• [Exercise]: Search the material and gather each line with "unter" in it.
++++ Data provided
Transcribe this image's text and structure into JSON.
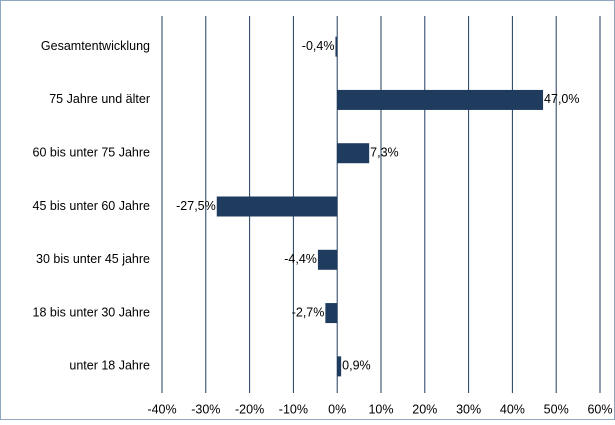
{
  "chart_data": {
    "type": "hbar",
    "categories": [
      "Gesamtentwicklung",
      "75 Jahre und älter",
      "60 bis unter 75 Jahre",
      "45 bis unter 60 Jahre",
      "30 bis unter 45 jahre",
      "18 bis unter 30 Jahre",
      "unter 18 Jahre"
    ],
    "values": [
      -0.4,
      47.0,
      7.3,
      -27.5,
      -4.4,
      -2.7,
      0.9
    ],
    "value_labels": [
      "-0,4%",
      "47,0%",
      "7,3%",
      "-27,5%",
      "-4,4%",
      "-2,7%",
      "0,9%"
    ],
    "color": "#1f3b5e",
    "xlim": [
      -40,
      60
    ],
    "xticks": [
      {
        "value": -40,
        "label": "-40%"
      },
      {
        "value": -30,
        "label": "-30%"
      },
      {
        "value": -20,
        "label": "-20%"
      },
      {
        "value": -10,
        "label": "-10%"
      },
      {
        "value": 0,
        "label": "0%"
      },
      {
        "value": 10,
        "label": "10%"
      },
      {
        "value": 20,
        "label": "20%"
      },
      {
        "value": 30,
        "label": "30%"
      },
      {
        "value": 40,
        "label": "40%"
      },
      {
        "value": 50,
        "label": "50%"
      },
      {
        "value": 60,
        "label": "60%"
      }
    ],
    "grid": true
  }
}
++++++++
• [Problem solution]:
      "60 bis unter 75 Jahre",
      "45 bis unter 60 Jahre",
      "30 bis unter 45 jahre",
      "18 bis unter 30 Jahre",
      "unter 18 Jahre"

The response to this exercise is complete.